Alles paste afgelopen zondagmiddag in het landelijke Terbregge in elkaar. De zon scheen, rood en geel gekleurde blaadjes dwarrelden over straat. Over het gebied hing een zondagssfeer, loom en lui.
Net toen ik de straat over wilde steken gebeurde het. Het duurde maar een paar seconden maar het was prachtig om te zien. Een jonge man op een oude zwarte fiets, zo’n fiets die niemand wil stelen, en achterop de bagagedrager een jonge meid. Benen naar één kant, rechtop, een arm losjes om haar vriendje heen geslagen. Hij reed mooi recht, ik heb zwalkerende duo’s gezien. Ze waren weg voor ik er erg in had. Ik stond zeker een minuut stil, daar in dat Terbregge. Wat prachtig, zei ik. Ze verdwenen uit mijn gezichtsveld en uit mijn leven. Zonder weet te hebben van die stilstaande man. Maar ik zag ze, in hun kracht.

## Opdracht a
Zet het deel van de rijen hieronder dat opent met de regel met "Find all labels, buttons, inputs, and" en sluit met de regel met "model-marker (1913, 884, 1929, 901)" om naar een JSON-lijst van strings, met één string per regel en zonder lege regels. Laat de afbeeldingen weg uit het antwoord.

## Overzicht

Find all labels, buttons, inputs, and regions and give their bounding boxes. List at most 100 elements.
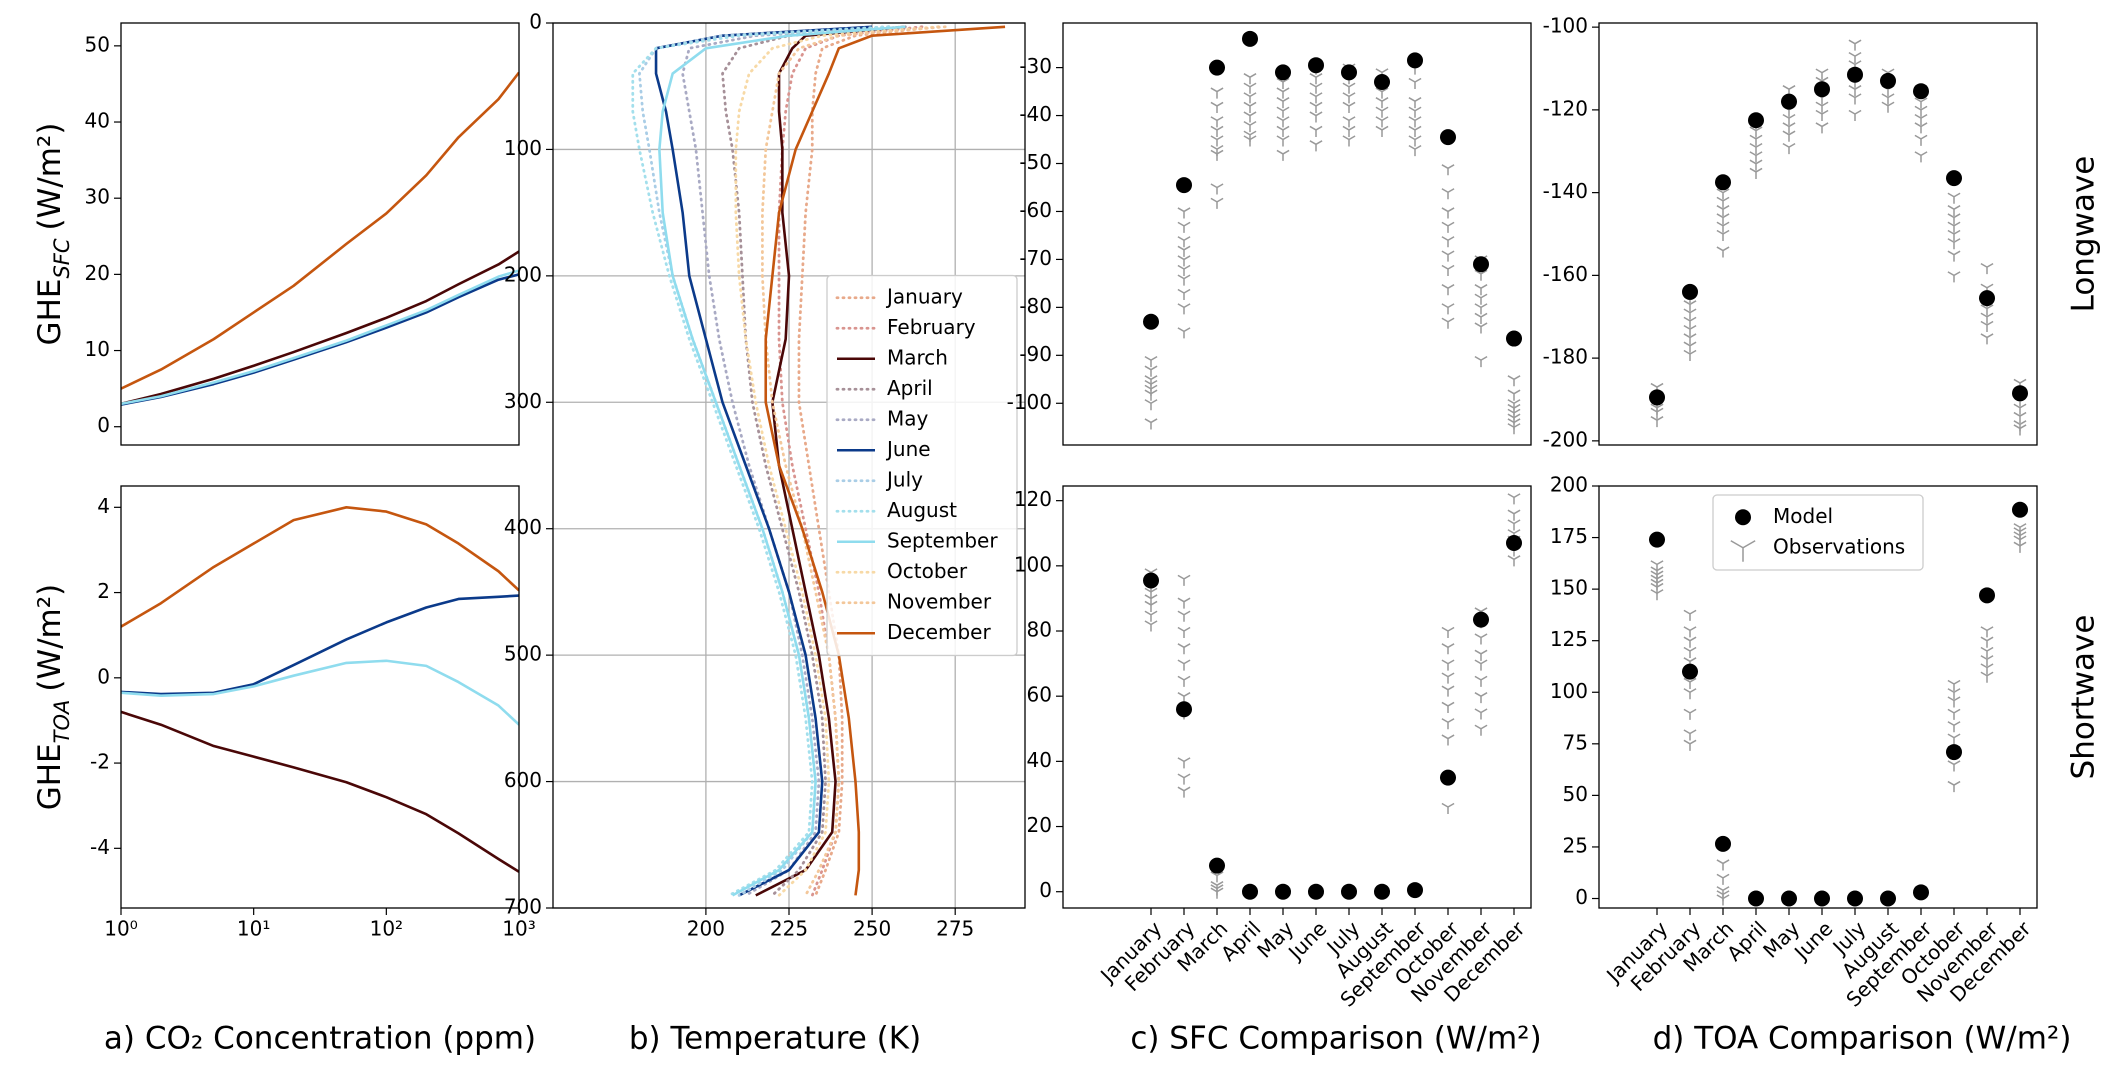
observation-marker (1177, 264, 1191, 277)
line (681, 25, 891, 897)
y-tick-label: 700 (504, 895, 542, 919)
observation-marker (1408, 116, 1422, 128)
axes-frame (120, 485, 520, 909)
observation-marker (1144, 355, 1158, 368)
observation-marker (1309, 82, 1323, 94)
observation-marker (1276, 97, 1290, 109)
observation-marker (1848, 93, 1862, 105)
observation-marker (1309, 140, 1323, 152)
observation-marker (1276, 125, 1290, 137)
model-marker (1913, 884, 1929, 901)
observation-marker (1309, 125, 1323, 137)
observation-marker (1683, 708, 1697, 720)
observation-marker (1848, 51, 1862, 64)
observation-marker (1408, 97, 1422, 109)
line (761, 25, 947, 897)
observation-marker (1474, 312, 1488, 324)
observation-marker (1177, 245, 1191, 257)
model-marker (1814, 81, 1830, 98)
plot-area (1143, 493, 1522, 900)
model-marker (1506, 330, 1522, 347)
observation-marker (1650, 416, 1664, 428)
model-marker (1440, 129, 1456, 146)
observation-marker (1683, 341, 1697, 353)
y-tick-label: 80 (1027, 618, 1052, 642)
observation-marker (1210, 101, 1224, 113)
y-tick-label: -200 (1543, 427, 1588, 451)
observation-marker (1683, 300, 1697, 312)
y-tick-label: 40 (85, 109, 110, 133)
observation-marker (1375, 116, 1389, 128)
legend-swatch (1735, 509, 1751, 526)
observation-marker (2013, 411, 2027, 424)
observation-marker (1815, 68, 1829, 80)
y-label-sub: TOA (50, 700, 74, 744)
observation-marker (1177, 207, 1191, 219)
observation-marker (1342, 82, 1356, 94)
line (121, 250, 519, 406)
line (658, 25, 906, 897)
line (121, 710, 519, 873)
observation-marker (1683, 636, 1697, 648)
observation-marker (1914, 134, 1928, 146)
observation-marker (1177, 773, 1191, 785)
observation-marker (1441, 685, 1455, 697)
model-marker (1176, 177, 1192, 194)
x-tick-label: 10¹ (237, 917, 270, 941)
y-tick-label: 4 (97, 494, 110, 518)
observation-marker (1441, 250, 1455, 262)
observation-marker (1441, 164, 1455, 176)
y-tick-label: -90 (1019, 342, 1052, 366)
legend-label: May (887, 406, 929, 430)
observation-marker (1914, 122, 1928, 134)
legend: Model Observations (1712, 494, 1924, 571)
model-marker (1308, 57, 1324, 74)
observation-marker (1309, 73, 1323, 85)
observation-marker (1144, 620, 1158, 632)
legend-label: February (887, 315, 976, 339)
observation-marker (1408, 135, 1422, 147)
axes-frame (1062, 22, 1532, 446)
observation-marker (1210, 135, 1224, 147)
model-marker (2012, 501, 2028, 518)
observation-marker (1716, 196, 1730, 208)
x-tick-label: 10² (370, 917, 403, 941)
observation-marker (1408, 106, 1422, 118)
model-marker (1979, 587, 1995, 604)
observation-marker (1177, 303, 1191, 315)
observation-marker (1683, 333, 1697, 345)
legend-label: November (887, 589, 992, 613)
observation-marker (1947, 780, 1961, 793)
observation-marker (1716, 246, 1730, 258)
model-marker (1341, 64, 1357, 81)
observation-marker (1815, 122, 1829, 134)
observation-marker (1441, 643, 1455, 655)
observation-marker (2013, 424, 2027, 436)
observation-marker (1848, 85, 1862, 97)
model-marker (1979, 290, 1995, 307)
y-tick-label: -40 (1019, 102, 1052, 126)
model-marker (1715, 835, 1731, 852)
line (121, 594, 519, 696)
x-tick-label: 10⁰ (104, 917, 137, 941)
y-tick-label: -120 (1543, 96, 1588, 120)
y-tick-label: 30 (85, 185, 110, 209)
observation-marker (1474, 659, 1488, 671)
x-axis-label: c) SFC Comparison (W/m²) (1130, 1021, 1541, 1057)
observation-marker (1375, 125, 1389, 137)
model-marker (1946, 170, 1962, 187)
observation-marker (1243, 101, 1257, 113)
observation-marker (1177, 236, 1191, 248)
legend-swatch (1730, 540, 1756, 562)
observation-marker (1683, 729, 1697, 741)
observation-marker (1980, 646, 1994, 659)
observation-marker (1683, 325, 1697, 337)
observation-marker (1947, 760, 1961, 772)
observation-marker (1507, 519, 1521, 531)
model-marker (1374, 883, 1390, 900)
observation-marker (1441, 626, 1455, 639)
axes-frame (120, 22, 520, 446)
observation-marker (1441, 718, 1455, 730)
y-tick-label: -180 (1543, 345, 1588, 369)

* * *

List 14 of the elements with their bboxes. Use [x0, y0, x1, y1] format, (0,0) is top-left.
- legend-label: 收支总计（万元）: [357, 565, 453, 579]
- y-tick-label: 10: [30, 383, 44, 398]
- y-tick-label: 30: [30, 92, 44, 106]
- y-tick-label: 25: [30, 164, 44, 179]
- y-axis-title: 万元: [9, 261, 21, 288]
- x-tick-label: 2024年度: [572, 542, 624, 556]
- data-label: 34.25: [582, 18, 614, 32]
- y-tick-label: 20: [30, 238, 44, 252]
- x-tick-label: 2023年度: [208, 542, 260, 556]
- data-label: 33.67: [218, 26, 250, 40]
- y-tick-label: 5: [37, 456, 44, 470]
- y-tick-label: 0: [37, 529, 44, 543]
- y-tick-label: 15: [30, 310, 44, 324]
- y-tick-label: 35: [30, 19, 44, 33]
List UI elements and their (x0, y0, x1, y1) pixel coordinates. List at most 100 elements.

--

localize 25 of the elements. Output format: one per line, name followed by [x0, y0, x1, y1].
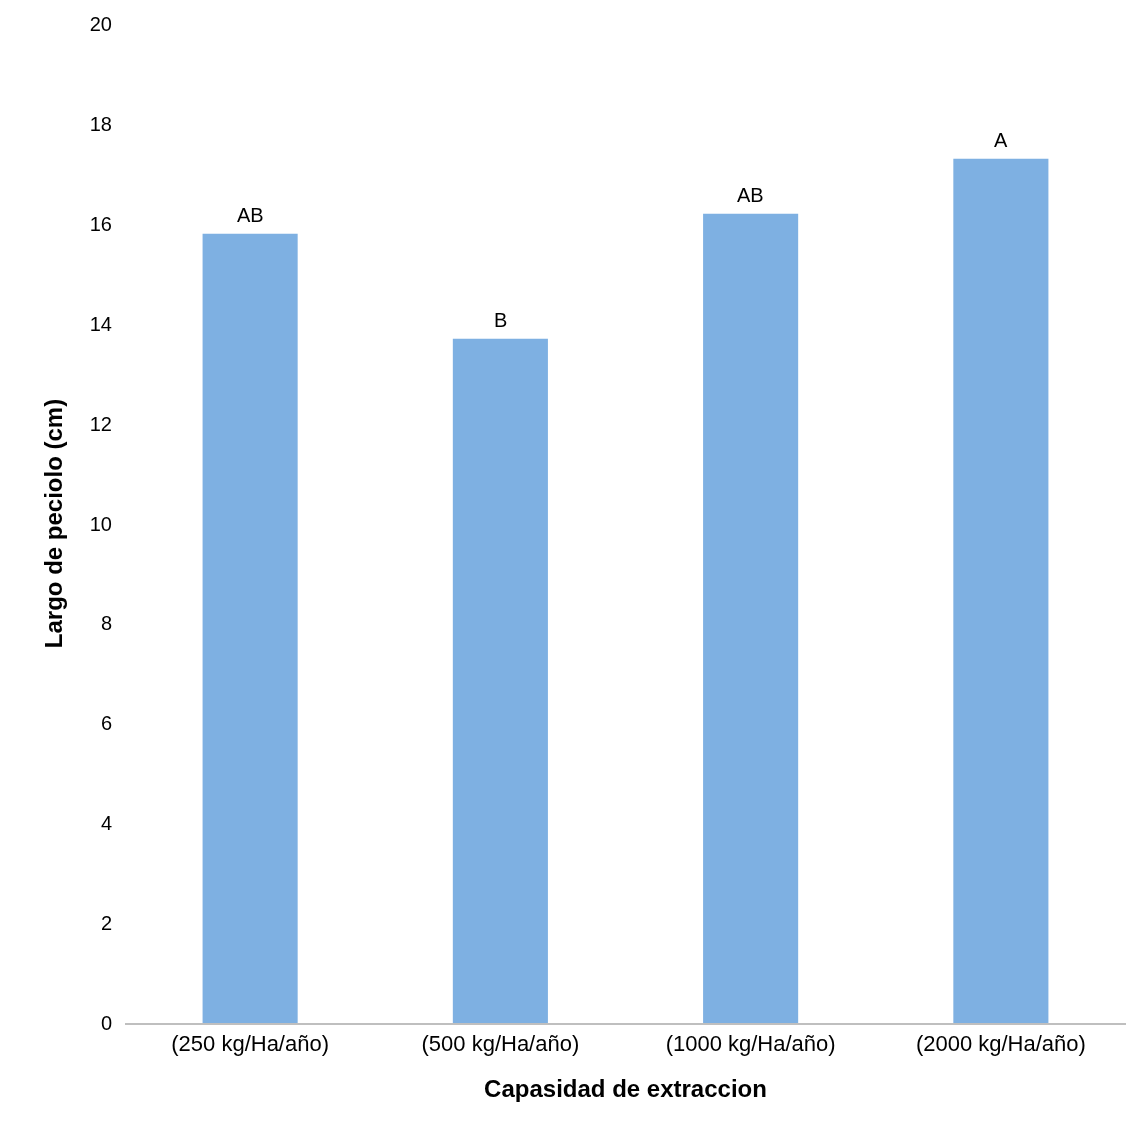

## Opdracht b
Schrijf het fragment over het fietsende stel in Terbregge verder, te beginnen na de laatste zin.

## Uitvoer a
[
  "Find all labels, buttons, inputs, and regions and give their bounding boxes. List at most 100 elements.",
  "observation-marker (1177, 264, 1191, 277)",
  "line (681, 25, 891, 897)",
  "y-tick-label: 700 (504, 895, 542, 919)",
  "observation-marker (1408, 116, 1422, 128)",
  "axes-frame (120, 485, 520, 909)",
  "observation-marker (1144, 355, 1158, 368)",
  "observation-marker (1309, 82, 1323, 94)",
  "observation-marker (1276, 97, 1290, 109)",
  "observation-marker (1848, 93, 1862, 105)",
  "observation-marker (1309, 140, 1323, 152)",
  "observation-marker (1276, 125, 1290, 137)",
  "model-marker (1913, 884, 1929, 901)"
]

## Uitvoer b
Niet alle fietsende paartjes bekoren mij. Maar soms, heel soms, zoals de zondagmiddag, komt er zo’n stilleven voorbij. Wat is het toch dat mij zo raakt? Ik denk het vervoer op eigen kracht en de intimiteit. De stilte van de fiets ook. Er komt geen motor of brandstof aan te pas. Twee mensen die besluiten vooruit te gaan, op weg naar een bestemming waarvan ik het bestaan niet ken. Als de een stopt met fietsen, vallen er twee. Maar dat is niet aan de orde. Vol vertrouwen vervolgen ze hun weg. Is dat nou de vergankelijkheid, een fietser voorbij zien gaan? Is dat wat me diep in mijn hart raakt. Zij gaan, ik blijf. Zij blijven, ik ga.
Moge iedereen een lang leven hebben, gelukkig, gezond en vrij zijn, niemand uitgezonderd.
Vrede en alle goeds, zeggen de Franciscanen.
Moedig voorwaarts!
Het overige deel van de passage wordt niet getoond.